● TO DO
Pull out every line with the word "作者在抱怨这个世界" from the entries below.
+++++
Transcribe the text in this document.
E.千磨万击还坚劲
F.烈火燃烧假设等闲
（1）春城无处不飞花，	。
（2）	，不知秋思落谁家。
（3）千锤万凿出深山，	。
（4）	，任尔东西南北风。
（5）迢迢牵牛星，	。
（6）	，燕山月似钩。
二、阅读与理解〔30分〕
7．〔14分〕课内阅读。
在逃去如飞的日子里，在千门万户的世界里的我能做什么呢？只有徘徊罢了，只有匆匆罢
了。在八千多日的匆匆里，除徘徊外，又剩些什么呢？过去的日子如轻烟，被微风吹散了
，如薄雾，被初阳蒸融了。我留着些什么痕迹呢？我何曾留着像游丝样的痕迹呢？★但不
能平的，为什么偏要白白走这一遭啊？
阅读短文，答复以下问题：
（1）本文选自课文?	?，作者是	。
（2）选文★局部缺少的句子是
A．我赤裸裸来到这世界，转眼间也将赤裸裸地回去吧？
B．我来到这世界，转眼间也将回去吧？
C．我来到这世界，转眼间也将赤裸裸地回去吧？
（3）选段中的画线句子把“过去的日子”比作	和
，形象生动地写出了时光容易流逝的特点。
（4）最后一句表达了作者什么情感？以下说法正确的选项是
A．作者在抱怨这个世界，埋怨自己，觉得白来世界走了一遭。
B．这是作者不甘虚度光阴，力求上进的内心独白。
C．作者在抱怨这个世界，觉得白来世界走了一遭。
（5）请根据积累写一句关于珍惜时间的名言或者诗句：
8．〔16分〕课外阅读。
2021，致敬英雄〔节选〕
+++++
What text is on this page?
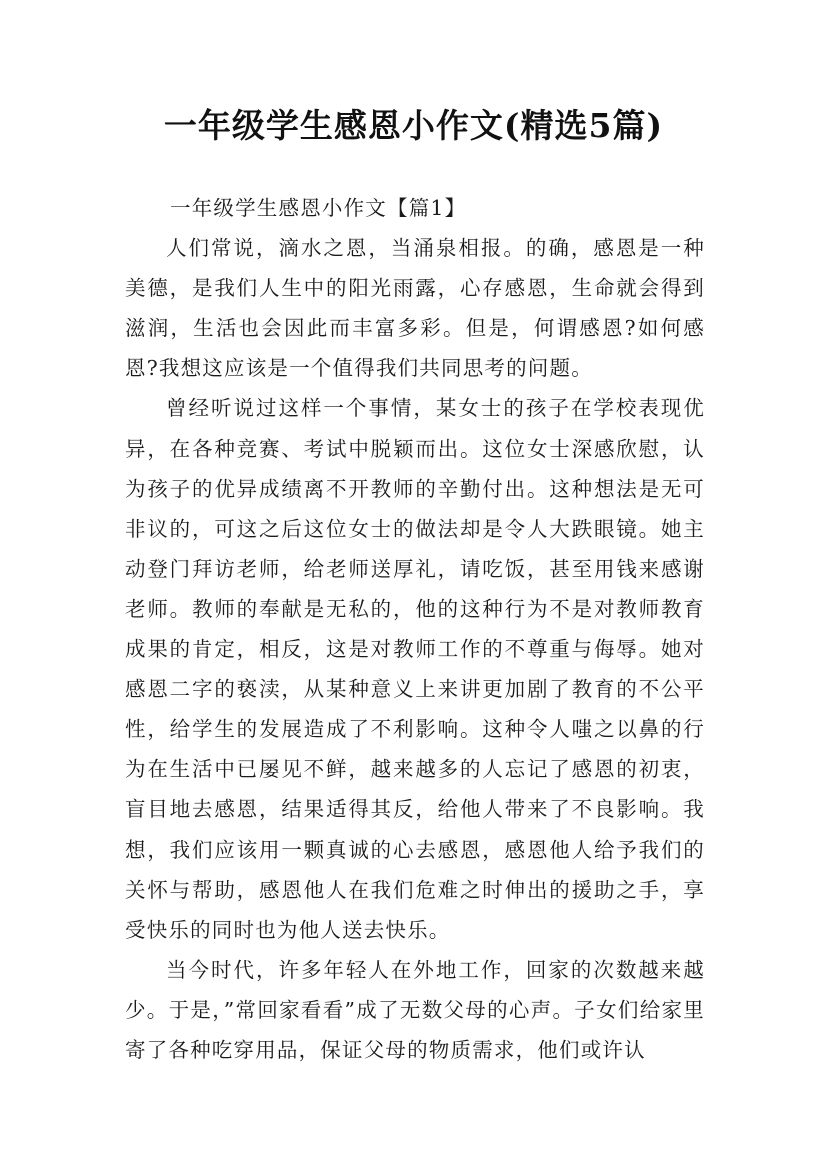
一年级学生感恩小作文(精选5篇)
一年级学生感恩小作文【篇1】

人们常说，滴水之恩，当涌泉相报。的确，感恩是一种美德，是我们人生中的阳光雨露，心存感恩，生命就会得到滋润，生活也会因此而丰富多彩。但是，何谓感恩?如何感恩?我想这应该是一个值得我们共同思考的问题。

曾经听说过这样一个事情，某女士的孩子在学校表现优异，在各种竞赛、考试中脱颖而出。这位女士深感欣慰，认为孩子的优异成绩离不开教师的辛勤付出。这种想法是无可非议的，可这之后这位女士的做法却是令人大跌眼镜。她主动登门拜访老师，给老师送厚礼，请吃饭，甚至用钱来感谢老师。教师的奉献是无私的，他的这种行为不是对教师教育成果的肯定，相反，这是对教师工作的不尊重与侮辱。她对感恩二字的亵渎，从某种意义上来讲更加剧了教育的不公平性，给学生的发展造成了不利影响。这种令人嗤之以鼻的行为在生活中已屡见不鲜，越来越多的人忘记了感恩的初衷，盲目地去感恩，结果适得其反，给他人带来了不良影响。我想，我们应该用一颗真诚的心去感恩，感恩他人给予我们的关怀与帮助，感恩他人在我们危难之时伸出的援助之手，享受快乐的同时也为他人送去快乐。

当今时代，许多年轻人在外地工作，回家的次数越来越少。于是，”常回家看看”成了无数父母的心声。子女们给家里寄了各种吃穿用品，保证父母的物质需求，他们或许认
+++++
● ANSWER TO THIS PROBLEM
A．作者在抱怨这个世界，埋怨自己，觉得白来世界走了一遭。
C．作者在抱怨这个世界，觉得白来世界走了一遭。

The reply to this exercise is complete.